● STATED EXERCISE: Leave the pictures out, and retype all of the material exactly as written.

Dataset rows about figures
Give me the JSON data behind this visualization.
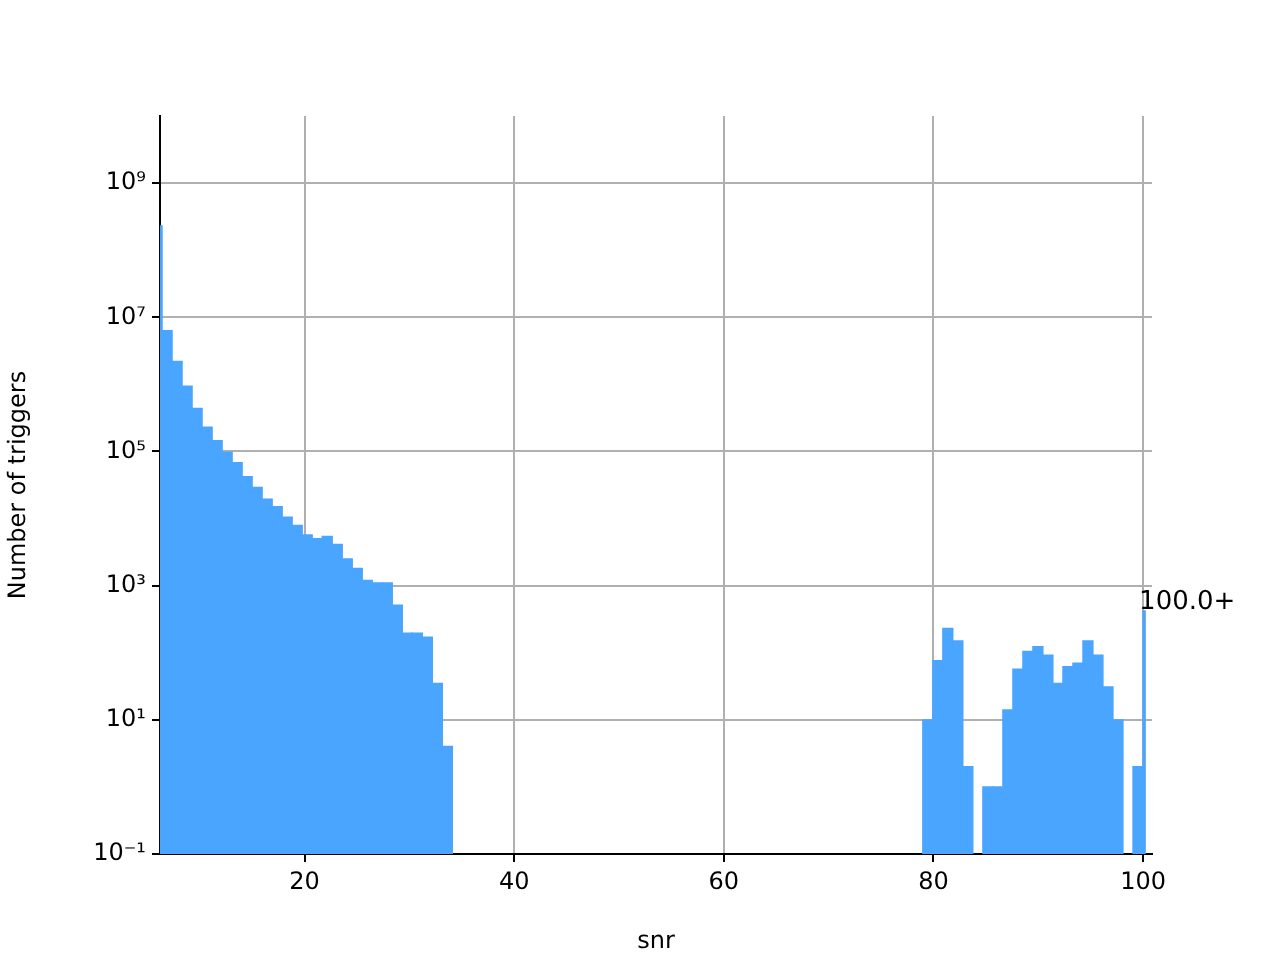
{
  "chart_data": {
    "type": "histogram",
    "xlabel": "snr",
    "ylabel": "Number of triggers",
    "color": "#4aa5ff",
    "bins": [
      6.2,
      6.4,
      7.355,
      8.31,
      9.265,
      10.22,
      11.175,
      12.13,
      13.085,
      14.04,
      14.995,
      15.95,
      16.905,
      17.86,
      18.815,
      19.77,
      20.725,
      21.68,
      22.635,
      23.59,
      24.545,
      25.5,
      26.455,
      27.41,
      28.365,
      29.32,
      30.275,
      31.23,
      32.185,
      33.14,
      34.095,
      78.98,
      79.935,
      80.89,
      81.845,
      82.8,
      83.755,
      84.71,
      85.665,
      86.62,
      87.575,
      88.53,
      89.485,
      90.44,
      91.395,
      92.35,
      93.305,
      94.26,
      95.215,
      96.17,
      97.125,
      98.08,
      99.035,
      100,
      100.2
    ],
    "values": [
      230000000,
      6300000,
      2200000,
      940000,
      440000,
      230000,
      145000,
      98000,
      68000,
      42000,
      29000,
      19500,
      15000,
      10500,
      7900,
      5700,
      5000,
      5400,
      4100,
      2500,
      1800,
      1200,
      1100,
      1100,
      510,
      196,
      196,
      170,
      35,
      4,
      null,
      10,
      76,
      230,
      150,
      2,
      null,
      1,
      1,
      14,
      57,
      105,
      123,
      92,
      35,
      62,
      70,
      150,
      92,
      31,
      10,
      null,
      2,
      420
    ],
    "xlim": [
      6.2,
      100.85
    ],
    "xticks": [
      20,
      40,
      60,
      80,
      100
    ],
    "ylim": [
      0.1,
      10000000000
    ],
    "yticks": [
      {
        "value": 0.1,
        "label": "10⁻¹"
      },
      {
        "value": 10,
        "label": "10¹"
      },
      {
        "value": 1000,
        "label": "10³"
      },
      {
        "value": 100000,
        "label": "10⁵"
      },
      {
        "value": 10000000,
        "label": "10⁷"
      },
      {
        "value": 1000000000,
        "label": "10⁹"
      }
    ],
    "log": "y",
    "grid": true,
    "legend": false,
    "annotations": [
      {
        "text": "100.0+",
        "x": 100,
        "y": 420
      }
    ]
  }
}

● OUTPUT OF THE EXERCISE:
Give me the JSON data behind this visualization.
{
  "chart_data": {
    "type": "histogram",
    "xlabel": "snr",
    "ylabel": "Number of triggers",
    "color": "#4aa5ff",
    "bins": [
      6.2,
      6.4,
      7.355,
      8.31,
      9.265,
      10.22,
      11.175,
      12.13,
      13.085,
      14.04,
      14.995,
      15.95,
      16.905,
      17.86,
      18.815,
      19.77,
      20.725,
      21.68,
      22.635,
      23.59,
      24.545,
      25.5,
      26.455,
      27.41,
      28.365,
      29.32,
      30.275,
      31.23,
      32.185,
      33.14,
      34.095,
      78.98,
      79.935,
      80.89,
      81.845,
      82.8,
      83.755,
      84.71,
      85.665,
      86.62,
      87.575,
      88.53,
      89.485,
      90.44,
      91.395,
      92.35,
      93.305,
      94.26,
      95.215,
      96.17,
      97.125,
      98.08,
      99.035,
      100,
      100.2
    ],
    "values": [
      230000000,
      6300000,
      2200000,
      940000,
      440000,
      230000,
      145000,
      98000,
      68000,
      42000,
      29000,
      19500,
      15000,
      10500,
      7900,
      5700,
      5000,
      5400,
      4100,
      2500,
      1800,
      1200,
      1100,
      1100,
      510,
      196,
      196,
      170,
      35,
      4,
      null,
      10,
      76,
      230,
      150,
      2,
      null,
      1,
      1,
      14,
      57,
      105,
      123,
      92,
      35,
      62,
      70,
      150,
      92,
      31,
      10,
      null,
      2,
      420
    ],
    "xlim": [
      6.2,
      100.85
    ],
    "xticks": [
      20,
      40,
      60,
      80,
      100
    ],
    "ylim": [
      0.1,
      10000000000
    ],
    "yticks": [
      {
        "value": 0.1,
        "label": "10⁻¹"
      },
      {
        "value": 10,
        "label": "10¹"
      },
      {
        "value": 1000,
        "label": "10³"
      },
      {
        "value": 100000,
        "label": "10⁵"
      },
      {
        "value": 10000000,
        "label": "10⁷"
      },
      {
        "value": 1000000000,
        "label": "10⁹"
      }
    ],
    "log": "y",
    "grid": true,
    "legend": false,
    "annotations": [
      {
        "text": "100.0+",
        "x": 100,
        "y": 420
      }
    ]
  }
}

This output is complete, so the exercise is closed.